Copy every line with the string "Lions" in it.
● ● ● ● ●
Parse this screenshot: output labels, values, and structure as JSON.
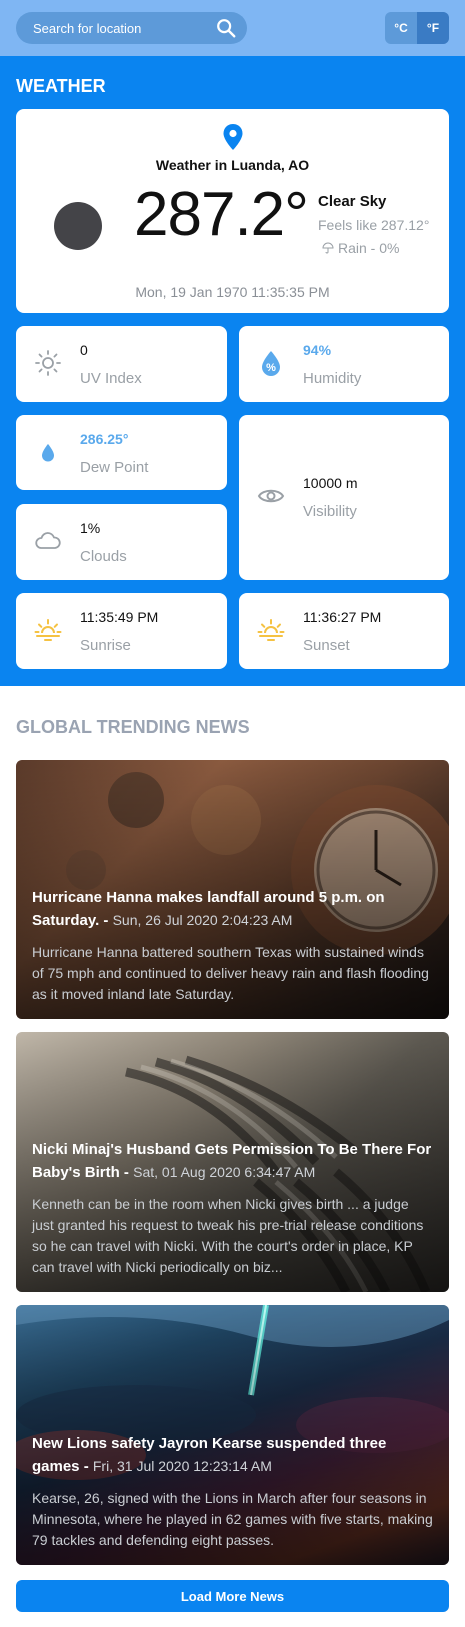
{
  "search": {
    "placeholder": "Search for location"
  },
  "units": {
    "celsius": "°C",
    "fahrenheit": "°F",
    "active": "fahrenheit"
  },
  "weather": {
    "section_title": "WEATHER",
    "location_title": "Weather in Luanda, AO",
    "temperature": "287.2°",
    "condition": "Clear Sky",
    "feels_like": "Feels like 287.12°",
    "rain": "Rain - 0%",
    "date": "Mon, 19 Jan 1970 11:35:35 PM",
    "stats": {
      "uv": {
        "value": "0",
        "label": "UV Index"
      },
      "humidity": {
        "value": "94%",
        "label": "Humidity"
      },
      "dew_point": {
        "value": "286.25°",
        "label": "Dew Point"
      },
      "visibility": {
        "value": "10000 m",
        "label": "Visibility"
      },
      "clouds": {
        "value": "1%",
        "label": "Clouds"
      },
      "sunrise": {
        "value": "11:35:49 PM",
        "label": "Sunrise"
      },
      "sunset": {
        "value": "11:36:27 PM",
        "label": "Sunset"
      }
    }
  },
  "news": {
    "section_title": "GLOBAL TRENDING NEWS",
    "items": [
      {
        "title": "Hurricane Hanna makes landfall around 5 p.m. on Saturday.",
        "date": "Sun, 26 Jul 2020 2:04:23 AM",
        "description": "Hurricane Hanna battered southern Texas with sustained winds of 75 mph and continued to deliver heavy rain and flash flooding as it moved inland late Saturday."
      },
      {
        "title": "Nicki Minaj's Husband Gets Permission To Be There For Baby's Birth",
        "date": "Sat, 01 Aug 2020 6:34:47 AM",
        "description": "Kenneth can be in the room when Nicki gives birth ... a judge just granted his request to tweak his pre-trial release conditions so he can travel with Nicki. With the court's order in place, KP can travel with Nicki periodically on biz..."
      },
      {
        "title": "New Lions safety Jayron Kearse suspended three games",
        "date": "Fri, 31 Jul 2020 12:23:14 AM",
        "description": "Kearse, 26, signed with the Lions in March after four seasons in Minnesota, where he played in 62 games with five starts, making 79 tackles and defending eight passes."
      }
    ],
    "load_more": "Load More News"
  },
  "colors": {
    "primary": "#0a84f0",
    "topbar": "#7fb6f3",
    "accent_blue": "#5aa9ec",
    "sun_yellow": "#f5c242",
    "muted_text": "#9aa0a6"
  },
  "icons": [
    "search-icon",
    "location-pin-icon",
    "moon-icon",
    "umbrella-icon",
    "sun-icon",
    "humidity-drop-icon",
    "dew-drop-icon",
    "eye-icon",
    "cloud-icon",
    "sunrise-icon",
    "sunset-icon"
  ]
}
● ● ● ● ●
**Result for this task**.
        "title": "New Lions safety Jayron Kearse suspended three games",
        "description": "Kearse, 26, signed with the Lions in March after four seasons in Minnesota, where he played in 62 games with five starts, making 79 tackles and defending eight passes."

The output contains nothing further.